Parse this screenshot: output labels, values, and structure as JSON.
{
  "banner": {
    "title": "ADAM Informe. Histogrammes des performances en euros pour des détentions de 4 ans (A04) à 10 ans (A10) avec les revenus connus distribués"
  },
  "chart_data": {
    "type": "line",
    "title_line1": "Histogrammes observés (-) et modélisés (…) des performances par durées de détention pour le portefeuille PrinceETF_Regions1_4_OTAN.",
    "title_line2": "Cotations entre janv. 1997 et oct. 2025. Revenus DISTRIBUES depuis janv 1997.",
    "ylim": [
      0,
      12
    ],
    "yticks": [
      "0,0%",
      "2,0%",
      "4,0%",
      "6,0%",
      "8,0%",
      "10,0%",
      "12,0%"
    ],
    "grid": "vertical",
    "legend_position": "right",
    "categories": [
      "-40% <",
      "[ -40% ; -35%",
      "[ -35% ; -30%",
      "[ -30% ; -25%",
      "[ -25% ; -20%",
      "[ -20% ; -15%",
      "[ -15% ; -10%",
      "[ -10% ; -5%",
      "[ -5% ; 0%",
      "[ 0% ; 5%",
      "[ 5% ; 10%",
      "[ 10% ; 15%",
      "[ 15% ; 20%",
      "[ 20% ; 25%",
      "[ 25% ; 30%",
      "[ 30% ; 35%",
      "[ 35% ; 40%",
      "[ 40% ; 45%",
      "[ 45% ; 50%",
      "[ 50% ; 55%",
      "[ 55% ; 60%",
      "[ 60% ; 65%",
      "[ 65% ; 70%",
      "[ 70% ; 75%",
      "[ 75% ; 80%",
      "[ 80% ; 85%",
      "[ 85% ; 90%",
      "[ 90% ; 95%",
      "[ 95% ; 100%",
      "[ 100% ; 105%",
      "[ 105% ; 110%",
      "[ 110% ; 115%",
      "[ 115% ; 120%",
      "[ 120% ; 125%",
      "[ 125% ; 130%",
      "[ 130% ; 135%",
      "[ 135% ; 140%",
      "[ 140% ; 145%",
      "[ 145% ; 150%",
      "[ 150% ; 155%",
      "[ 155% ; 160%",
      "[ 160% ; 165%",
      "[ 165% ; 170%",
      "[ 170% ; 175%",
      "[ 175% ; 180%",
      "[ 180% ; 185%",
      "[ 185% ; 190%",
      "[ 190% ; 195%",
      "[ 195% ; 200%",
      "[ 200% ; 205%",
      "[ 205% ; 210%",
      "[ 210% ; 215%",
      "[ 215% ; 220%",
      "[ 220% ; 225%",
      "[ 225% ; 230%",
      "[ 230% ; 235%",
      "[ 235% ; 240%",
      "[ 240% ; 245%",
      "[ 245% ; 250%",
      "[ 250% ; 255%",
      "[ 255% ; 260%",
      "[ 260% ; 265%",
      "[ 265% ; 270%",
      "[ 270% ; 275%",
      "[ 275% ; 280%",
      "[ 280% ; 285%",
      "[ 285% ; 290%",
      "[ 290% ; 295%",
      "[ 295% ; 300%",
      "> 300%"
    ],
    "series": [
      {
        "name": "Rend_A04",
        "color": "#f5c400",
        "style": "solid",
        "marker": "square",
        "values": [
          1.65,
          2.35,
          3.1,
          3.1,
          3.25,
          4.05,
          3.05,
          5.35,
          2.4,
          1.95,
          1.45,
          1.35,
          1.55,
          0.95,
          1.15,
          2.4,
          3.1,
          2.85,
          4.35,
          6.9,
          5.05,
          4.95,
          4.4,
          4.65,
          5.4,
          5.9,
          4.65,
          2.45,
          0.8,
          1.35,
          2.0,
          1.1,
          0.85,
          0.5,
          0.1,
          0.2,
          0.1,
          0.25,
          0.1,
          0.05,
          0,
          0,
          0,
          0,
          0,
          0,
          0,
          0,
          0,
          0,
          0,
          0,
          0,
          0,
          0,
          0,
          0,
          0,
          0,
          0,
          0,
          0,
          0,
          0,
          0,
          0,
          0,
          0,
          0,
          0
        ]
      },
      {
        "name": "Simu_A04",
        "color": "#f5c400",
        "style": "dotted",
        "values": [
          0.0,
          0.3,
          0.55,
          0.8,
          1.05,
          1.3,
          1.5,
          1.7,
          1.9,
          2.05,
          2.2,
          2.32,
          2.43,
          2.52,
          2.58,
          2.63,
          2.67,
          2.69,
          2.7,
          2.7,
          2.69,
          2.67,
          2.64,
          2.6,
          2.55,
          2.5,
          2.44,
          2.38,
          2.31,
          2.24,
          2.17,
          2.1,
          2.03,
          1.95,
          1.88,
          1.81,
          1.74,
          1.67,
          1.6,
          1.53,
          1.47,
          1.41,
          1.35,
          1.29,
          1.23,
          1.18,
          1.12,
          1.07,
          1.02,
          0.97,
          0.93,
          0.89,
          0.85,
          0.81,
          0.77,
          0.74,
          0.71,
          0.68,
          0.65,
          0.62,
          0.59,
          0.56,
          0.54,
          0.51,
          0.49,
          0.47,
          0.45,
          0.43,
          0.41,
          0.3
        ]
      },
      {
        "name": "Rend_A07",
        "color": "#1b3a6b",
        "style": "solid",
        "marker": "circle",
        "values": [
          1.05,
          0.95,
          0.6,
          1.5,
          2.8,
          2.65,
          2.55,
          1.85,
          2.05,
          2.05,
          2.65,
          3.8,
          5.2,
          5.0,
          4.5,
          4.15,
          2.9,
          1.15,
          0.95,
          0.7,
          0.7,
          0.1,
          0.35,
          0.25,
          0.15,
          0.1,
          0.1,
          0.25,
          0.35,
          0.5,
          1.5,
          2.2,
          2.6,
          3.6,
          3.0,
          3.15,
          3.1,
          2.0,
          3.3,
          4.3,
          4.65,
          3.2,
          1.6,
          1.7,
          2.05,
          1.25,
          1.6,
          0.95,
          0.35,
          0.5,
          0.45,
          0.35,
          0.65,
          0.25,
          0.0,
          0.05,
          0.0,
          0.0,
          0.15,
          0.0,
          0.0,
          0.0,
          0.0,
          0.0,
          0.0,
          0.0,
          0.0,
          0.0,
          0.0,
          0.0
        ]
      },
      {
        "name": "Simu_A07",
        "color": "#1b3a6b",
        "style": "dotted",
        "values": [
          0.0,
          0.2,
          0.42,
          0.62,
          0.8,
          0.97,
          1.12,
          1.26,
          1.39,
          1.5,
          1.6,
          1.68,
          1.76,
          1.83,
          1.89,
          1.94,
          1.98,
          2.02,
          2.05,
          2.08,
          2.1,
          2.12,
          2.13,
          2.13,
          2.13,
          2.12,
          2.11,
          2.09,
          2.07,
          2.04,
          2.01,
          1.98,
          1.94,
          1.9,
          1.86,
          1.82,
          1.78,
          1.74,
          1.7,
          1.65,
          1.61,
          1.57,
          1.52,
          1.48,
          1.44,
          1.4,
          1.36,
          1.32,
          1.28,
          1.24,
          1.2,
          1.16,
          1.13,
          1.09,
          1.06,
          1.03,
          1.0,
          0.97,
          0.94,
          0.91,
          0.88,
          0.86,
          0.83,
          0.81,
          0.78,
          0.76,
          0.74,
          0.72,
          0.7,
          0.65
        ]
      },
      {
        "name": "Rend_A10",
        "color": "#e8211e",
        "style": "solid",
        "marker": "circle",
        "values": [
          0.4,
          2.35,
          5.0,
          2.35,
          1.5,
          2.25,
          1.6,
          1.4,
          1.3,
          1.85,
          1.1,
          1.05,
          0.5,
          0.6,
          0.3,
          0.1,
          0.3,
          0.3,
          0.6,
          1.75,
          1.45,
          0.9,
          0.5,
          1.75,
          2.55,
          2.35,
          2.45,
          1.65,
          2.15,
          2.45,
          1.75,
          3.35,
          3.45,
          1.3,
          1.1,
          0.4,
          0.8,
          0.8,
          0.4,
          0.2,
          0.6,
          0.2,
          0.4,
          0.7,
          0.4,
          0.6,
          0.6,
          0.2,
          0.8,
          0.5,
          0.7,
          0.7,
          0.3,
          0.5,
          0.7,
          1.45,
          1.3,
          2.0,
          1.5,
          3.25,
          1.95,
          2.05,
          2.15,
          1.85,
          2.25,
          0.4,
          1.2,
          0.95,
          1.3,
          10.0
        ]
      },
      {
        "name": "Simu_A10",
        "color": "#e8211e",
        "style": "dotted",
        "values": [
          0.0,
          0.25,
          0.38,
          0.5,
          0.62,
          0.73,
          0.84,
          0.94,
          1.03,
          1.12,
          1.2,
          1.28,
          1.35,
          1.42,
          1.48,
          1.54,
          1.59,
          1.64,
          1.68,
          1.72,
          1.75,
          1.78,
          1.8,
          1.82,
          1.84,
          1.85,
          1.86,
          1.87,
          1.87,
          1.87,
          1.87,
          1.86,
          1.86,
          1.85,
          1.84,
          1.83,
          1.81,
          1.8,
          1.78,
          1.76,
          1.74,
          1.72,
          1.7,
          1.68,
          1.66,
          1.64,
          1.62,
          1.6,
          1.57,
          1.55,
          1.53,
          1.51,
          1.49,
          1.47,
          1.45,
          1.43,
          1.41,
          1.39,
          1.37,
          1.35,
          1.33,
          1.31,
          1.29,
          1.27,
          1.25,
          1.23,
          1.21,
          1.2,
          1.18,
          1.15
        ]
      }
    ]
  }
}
════════
> **Given problem**
Pull out each line of the listing that holds the string "Histogrammes".

> **Answer to the exercise**
    "title": "ADAM Informe. Histogrammes des performances en euros pour des détentions de 4 ans (A04) à 10 ans (A10) avec les revenus connus distribués"
    "title_line1": "Histogrammes observés (-) et modélisés (…) des performances par durées de détention pour le portefeuille PrinceETF_Regions1_4_OTAN.",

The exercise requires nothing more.